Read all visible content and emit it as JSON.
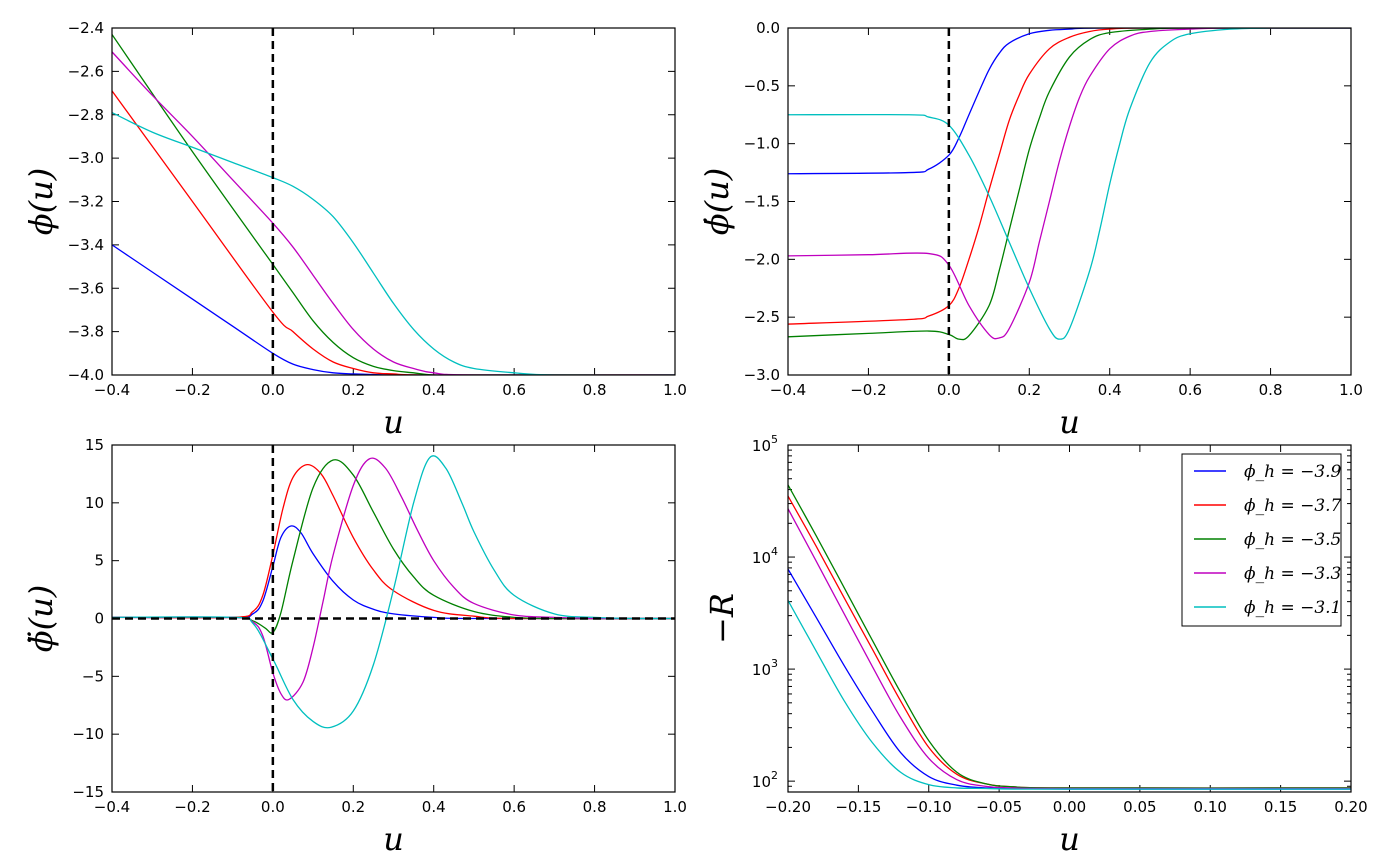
{
  "chart_data": [
    {
      "id": "phi",
      "type": "line",
      "xlabel": "u",
      "ylabel": "ϕ(u)",
      "xlim": [
        -0.4,
        1.0
      ],
      "ylim": [
        -4.0,
        -2.4
      ],
      "xticks": [
        -0.4,
        -0.2,
        0.0,
        0.2,
        0.4,
        0.6,
        0.8,
        1.0
      ],
      "xtick_labels": [
        "−0.4",
        "−0.2",
        "0.0",
        "0.2",
        "0.4",
        "0.6",
        "0.8",
        "1.0"
      ],
      "yticks": [
        -4.0,
        -3.8,
        -3.6,
        -3.4,
        -3.2,
        -3.0,
        -2.8,
        -2.6,
        -2.4
      ],
      "ytick_labels": [
        "−4.0",
        "−3.8",
        "−3.6",
        "−3.4",
        "−3.2",
        "−3.0",
        "−2.8",
        "−2.6",
        "−2.4"
      ],
      "vline_x": 0.0,
      "series": [
        {
          "name": "ϕ_h = −3.9",
          "color": "#0000ff",
          "x": [
            -0.4,
            -0.2,
            -0.1,
            0.0,
            0.05,
            0.1,
            0.15,
            0.2,
            0.3,
            0.4,
            1.0
          ],
          "y": [
            -3.4,
            -3.65,
            -3.775,
            -3.9,
            -3.95,
            -3.975,
            -3.99,
            -3.995,
            -4.0,
            -4.0,
            -4.0
          ]
        },
        {
          "name": "ϕ_h = −3.7",
          "color": "#ff0000",
          "x": [
            -0.4,
            -0.2,
            0.0,
            0.05,
            0.1,
            0.15,
            0.2,
            0.25,
            0.3,
            0.4,
            1.0
          ],
          "y": [
            -2.69,
            -3.2,
            -3.71,
            -3.8,
            -3.88,
            -3.94,
            -3.97,
            -3.99,
            -3.995,
            -4.0,
            -4.0
          ]
        },
        {
          "name": "ϕ_h = −3.5",
          "color": "#008000",
          "x": [
            -0.4,
            -0.2,
            0.0,
            0.05,
            0.1,
            0.15,
            0.2,
            0.25,
            0.3,
            0.35,
            0.4,
            0.5,
            1.0
          ],
          "y": [
            -2.43,
            -2.97,
            -3.49,
            -3.62,
            -3.75,
            -3.85,
            -3.92,
            -3.96,
            -3.98,
            -3.99,
            -4.0,
            -4.0,
            -4.0
          ]
        },
        {
          "name": "ϕ_h = −3.3",
          "color": "#bf00bf",
          "x": [
            -0.4,
            -0.3,
            -0.2,
            -0.1,
            0.0,
            0.05,
            0.1,
            0.15,
            0.2,
            0.25,
            0.3,
            0.35,
            0.4,
            0.5,
            1.0
          ],
          "y": [
            -2.51,
            -2.71,
            -2.9,
            -3.1,
            -3.3,
            -3.41,
            -3.54,
            -3.67,
            -3.79,
            -3.88,
            -3.94,
            -3.97,
            -3.99,
            -4.0,
            -4.0
          ]
        },
        {
          "name": "ϕ_h = −3.1",
          "color": "#00bfbf",
          "x": [
            -0.4,
            -0.3,
            -0.2,
            -0.1,
            0.0,
            0.05,
            0.1,
            0.15,
            0.2,
            0.25,
            0.3,
            0.35,
            0.4,
            0.45,
            0.5,
            0.6,
            0.7,
            1.0
          ],
          "y": [
            -2.79,
            -2.88,
            -2.95,
            -3.02,
            -3.09,
            -3.13,
            -3.19,
            -3.27,
            -3.39,
            -3.53,
            -3.67,
            -3.79,
            -3.88,
            -3.94,
            -3.97,
            -3.99,
            -4.0,
            -4.0
          ]
        }
      ]
    },
    {
      "id": "phidot",
      "type": "line",
      "xlabel": "u",
      "ylabel": "ϕ̇(u)",
      "xlim": [
        -0.4,
        1.0
      ],
      "ylim": [
        -3.0,
        0.0
      ],
      "xticks": [
        -0.4,
        -0.2,
        0.0,
        0.2,
        0.4,
        0.6,
        0.8,
        1.0
      ],
      "xtick_labels": [
        "−0.4",
        "−0.2",
        "0.0",
        "0.2",
        "0.4",
        "0.6",
        "0.8",
        "1.0"
      ],
      "yticks": [
        -3.0,
        -2.5,
        -2.0,
        -1.5,
        -1.0,
        -0.5,
        0.0
      ],
      "ytick_labels": [
        "−3.0",
        "−2.5",
        "−2.0",
        "−1.5",
        "−1.0",
        "−0.5",
        "0.0"
      ],
      "vline_x": 0.0,
      "series": [
        {
          "name": "ϕ_h = −3.9",
          "color": "#0000ff",
          "x": [
            -0.4,
            -0.1,
            -0.05,
            0.0,
            0.025,
            0.05,
            0.075,
            0.1,
            0.125,
            0.15,
            0.2,
            0.25,
            0.3,
            0.4,
            1.0
          ],
          "y": [
            -1.26,
            -1.25,
            -1.22,
            -1.1,
            -0.95,
            -0.75,
            -0.55,
            -0.36,
            -0.22,
            -0.13,
            -0.05,
            -0.02,
            -0.01,
            0.0,
            0.0
          ]
        },
        {
          "name": "ϕ_h = −3.7",
          "color": "#ff0000",
          "x": [
            -0.4,
            -0.1,
            -0.05,
            0.0,
            0.025,
            0.05,
            0.075,
            0.1,
            0.125,
            0.15,
            0.175,
            0.2,
            0.25,
            0.3,
            0.35,
            0.4,
            0.5,
            1.0
          ],
          "y": [
            -2.56,
            -2.52,
            -2.49,
            -2.4,
            -2.25,
            -2.0,
            -1.72,
            -1.4,
            -1.1,
            -0.8,
            -0.58,
            -0.4,
            -0.18,
            -0.08,
            -0.03,
            -0.01,
            0.0,
            0.0
          ]
        },
        {
          "name": "ϕ_h = −3.5",
          "color": "#008000",
          "x": [
            -0.4,
            -0.2,
            -0.05,
            0.0,
            0.025,
            0.05,
            0.1,
            0.125,
            0.15,
            0.175,
            0.2,
            0.225,
            0.25,
            0.3,
            0.35,
            0.4,
            0.5,
            0.6,
            1.0
          ],
          "y": [
            -2.67,
            -2.64,
            -2.62,
            -2.65,
            -2.69,
            -2.66,
            -2.4,
            -2.1,
            -1.75,
            -1.4,
            -1.05,
            -0.78,
            -0.55,
            -0.25,
            -0.1,
            -0.04,
            -0.01,
            0.0,
            0.0
          ]
        },
        {
          "name": "ϕ_h = −3.3",
          "color": "#bf00bf",
          "x": [
            -0.4,
            -0.2,
            -0.05,
            0.0,
            0.05,
            0.1,
            0.125,
            0.15,
            0.2,
            0.225,
            0.25,
            0.275,
            0.3,
            0.325,
            0.35,
            0.4,
            0.45,
            0.5,
            0.6,
            0.7,
            1.0
          ],
          "y": [
            -1.97,
            -1.96,
            -1.95,
            -2.05,
            -2.4,
            -2.65,
            -2.68,
            -2.6,
            -2.2,
            -1.85,
            -1.5,
            -1.15,
            -0.85,
            -0.6,
            -0.42,
            -0.18,
            -0.07,
            -0.03,
            -0.01,
            0.0,
            0.0
          ]
        },
        {
          "name": "ϕ_h = −3.1",
          "color": "#00bfbf",
          "x": [
            -0.4,
            -0.1,
            -0.05,
            0.0,
            0.05,
            0.1,
            0.15,
            0.2,
            0.25,
            0.275,
            0.3,
            0.35,
            0.375,
            0.4,
            0.425,
            0.45,
            0.5,
            0.55,
            0.6,
            0.7,
            0.8,
            1.0
          ],
          "y": [
            -0.75,
            -0.75,
            -0.77,
            -0.84,
            -1.1,
            -1.45,
            -1.85,
            -2.25,
            -2.6,
            -2.69,
            -2.6,
            -2.1,
            -1.75,
            -1.35,
            -1.0,
            -0.7,
            -0.3,
            -0.12,
            -0.05,
            -0.01,
            0.0,
            0.0
          ]
        }
      ]
    },
    {
      "id": "phiddot",
      "type": "line",
      "xlabel": "u",
      "ylabel": "ϕ̈(u)",
      "xlim": [
        -0.4,
        1.0
      ],
      "ylim": [
        -15,
        15
      ],
      "xticks": [
        -0.4,
        -0.2,
        0.0,
        0.2,
        0.4,
        0.6,
        0.8,
        1.0
      ],
      "xtick_labels": [
        "−0.4",
        "−0.2",
        "0.0",
        "0.2",
        "0.4",
        "0.6",
        "0.8",
        "1.0"
      ],
      "yticks": [
        -15,
        -10,
        -5,
        0,
        5,
        10,
        15
      ],
      "ytick_labels": [
        "−15",
        "−10",
        "−5",
        "0",
        "5",
        "10",
        "15"
      ],
      "vline_x": 0.0,
      "hline_y": 0.0,
      "series": [
        {
          "name": "ϕ_h = −3.9",
          "color": "#0000ff",
          "x": [
            -0.4,
            -0.1,
            -0.05,
            -0.025,
            0.0,
            0.02,
            0.045,
            0.07,
            0.1,
            0.15,
            0.2,
            0.25,
            0.3,
            0.4,
            0.5,
            1.0
          ],
          "y": [
            0.1,
            0.1,
            0.4,
            1.5,
            4.5,
            7.0,
            8.0,
            7.4,
            5.6,
            3.2,
            1.6,
            0.8,
            0.4,
            0.1,
            0.0,
            0.0
          ]
        },
        {
          "name": "ϕ_h = −3.7",
          "color": "#ff0000",
          "x": [
            -0.4,
            -0.1,
            -0.05,
            -0.025,
            0.0,
            0.025,
            0.05,
            0.085,
            0.12,
            0.15,
            0.2,
            0.25,
            0.3,
            0.4,
            0.5,
            0.6,
            1.0
          ],
          "y": [
            0.1,
            0.1,
            0.6,
            2.0,
            5.5,
            9.5,
            12.2,
            13.3,
            12.5,
            10.6,
            7.0,
            4.2,
            2.4,
            0.7,
            0.2,
            0.0,
            0.0
          ]
        },
        {
          "name": "ϕ_h = −3.5",
          "color": "#008000",
          "x": [
            -0.4,
            -0.1,
            -0.05,
            -0.02,
            0.0,
            0.02,
            0.05,
            0.1,
            0.15,
            0.2,
            0.25,
            0.3,
            0.35,
            0.4,
            0.5,
            0.6,
            0.7,
            1.0
          ],
          "y": [
            0.1,
            0.1,
            -0.2,
            -0.8,
            -1.2,
            0.5,
            5.0,
            11.3,
            13.7,
            12.4,
            9.2,
            6.0,
            3.6,
            2.0,
            0.6,
            0.1,
            0.0,
            0.0
          ]
        },
        {
          "name": "ϕ_h = −3.3",
          "color": "#bf00bf",
          "x": [
            -0.4,
            -0.1,
            -0.05,
            -0.025,
            0.0,
            0.02,
            0.04,
            0.075,
            0.1,
            0.125,
            0.15,
            0.2,
            0.24,
            0.28,
            0.32,
            0.36,
            0.4,
            0.45,
            0.5,
            0.6,
            0.7,
            0.8,
            1.0
          ],
          "y": [
            0.1,
            0.1,
            -0.3,
            -1.5,
            -4.7,
            -6.5,
            -7.0,
            -5.5,
            -2.5,
            1.5,
            5.5,
            11.5,
            13.8,
            13.0,
            10.5,
            7.6,
            5.0,
            2.7,
            1.3,
            0.3,
            0.1,
            0.0,
            0.0
          ]
        },
        {
          "name": "ϕ_h = −3.1",
          "color": "#00bfbf",
          "x": [
            -0.4,
            -0.1,
            -0.05,
            0.0,
            0.05,
            0.1,
            0.145,
            0.2,
            0.25,
            0.3,
            0.35,
            0.39,
            0.43,
            0.47,
            0.5,
            0.55,
            0.6,
            0.7,
            0.8,
            0.9,
            1.0
          ],
          "y": [
            0.1,
            0.1,
            -0.4,
            -3.5,
            -7.0,
            -8.9,
            -9.4,
            -8.0,
            -4.0,
            2.5,
            10.0,
            13.9,
            13.0,
            10.0,
            7.5,
            4.2,
            2.0,
            0.4,
            0.1,
            0.0,
            0.0
          ]
        }
      ]
    },
    {
      "id": "ricci",
      "type": "line",
      "yscale": "log",
      "xlabel": "u",
      "ylabel": "−R",
      "xlim": [
        -0.2,
        0.2
      ],
      "ylim": [
        80,
        100000
      ],
      "xticks": [
        -0.2,
        -0.15,
        -0.1,
        -0.05,
        0.0,
        0.05,
        0.1,
        0.15,
        0.2
      ],
      "xtick_labels": [
        "−0.20",
        "−0.15",
        "−0.10",
        "−0.05",
        "0.00",
        "0.05",
        "0.10",
        "0.15",
        "0.20"
      ],
      "ytick_labels": [
        {
          "base": "10",
          "exp": "2",
          "value": 100
        },
        {
          "base": "10",
          "exp": "3",
          "value": 1000
        },
        {
          "base": "10",
          "exp": "4",
          "value": 10000
        },
        {
          "base": "10",
          "exp": "5",
          "value": 100000
        }
      ],
      "legend": {
        "position": "top-right",
        "entries": [
          "ϕ_h = −3.9",
          "ϕ_h = −3.7",
          "ϕ_h = −3.5",
          "ϕ_h = −3.3",
          "ϕ_h = −3.1"
        ]
      },
      "series": [
        {
          "name": "ϕ_h = −3.9",
          "color": "#0000ff",
          "x": [
            -0.2,
            -0.18,
            -0.16,
            -0.14,
            -0.12,
            -0.1,
            -0.08,
            -0.06,
            -0.04,
            0.0,
            0.2
          ],
          "y": [
            7800,
            2900,
            1070,
            420,
            180,
            110,
            92,
            87,
            86,
            85,
            85
          ]
        },
        {
          "name": "ϕ_h = −3.7",
          "color": "#ff0000",
          "x": [
            -0.2,
            -0.18,
            -0.16,
            -0.14,
            -0.12,
            -0.1,
            -0.08,
            -0.06,
            -0.04,
            0.0,
            0.2
          ],
          "y": [
            35000,
            12500,
            4300,
            1500,
            520,
            200,
            115,
            95,
            89,
            87,
            87
          ]
        },
        {
          "name": "ϕ_h = −3.5",
          "color": "#008000",
          "x": [
            -0.2,
            -0.18,
            -0.16,
            -0.14,
            -0.12,
            -0.1,
            -0.08,
            -0.06,
            -0.04,
            0.0,
            0.2
          ],
          "y": [
            44000,
            15500,
            5300,
            1800,
            620,
            230,
            120,
            95,
            89,
            87,
            87
          ]
        },
        {
          "name": "ϕ_h = −3.3",
          "color": "#bf00bf",
          "x": [
            -0.2,
            -0.18,
            -0.16,
            -0.14,
            -0.12,
            -0.1,
            -0.08,
            -0.06,
            -0.04,
            0.0,
            0.2
          ],
          "y": [
            27000,
            9200,
            3100,
            1050,
            370,
            160,
            103,
            90,
            87,
            86,
            86
          ]
        },
        {
          "name": "ϕ_h = −3.1",
          "color": "#00bfbf",
          "x": [
            -0.2,
            -0.18,
            -0.16,
            -0.14,
            -0.12,
            -0.1,
            -0.08,
            -0.06,
            -0.04,
            0.0,
            0.2
          ],
          "y": [
            4100,
            1450,
            520,
            220,
            120,
            93,
            87,
            86,
            85,
            85,
            85
          ]
        }
      ]
    }
  ]
}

═══

_Given instruction_
Return the lines of the records that include the string "value".

_Task answer_
          "value": 100
          "value": 1000
          "value": 10000
          "value": 100000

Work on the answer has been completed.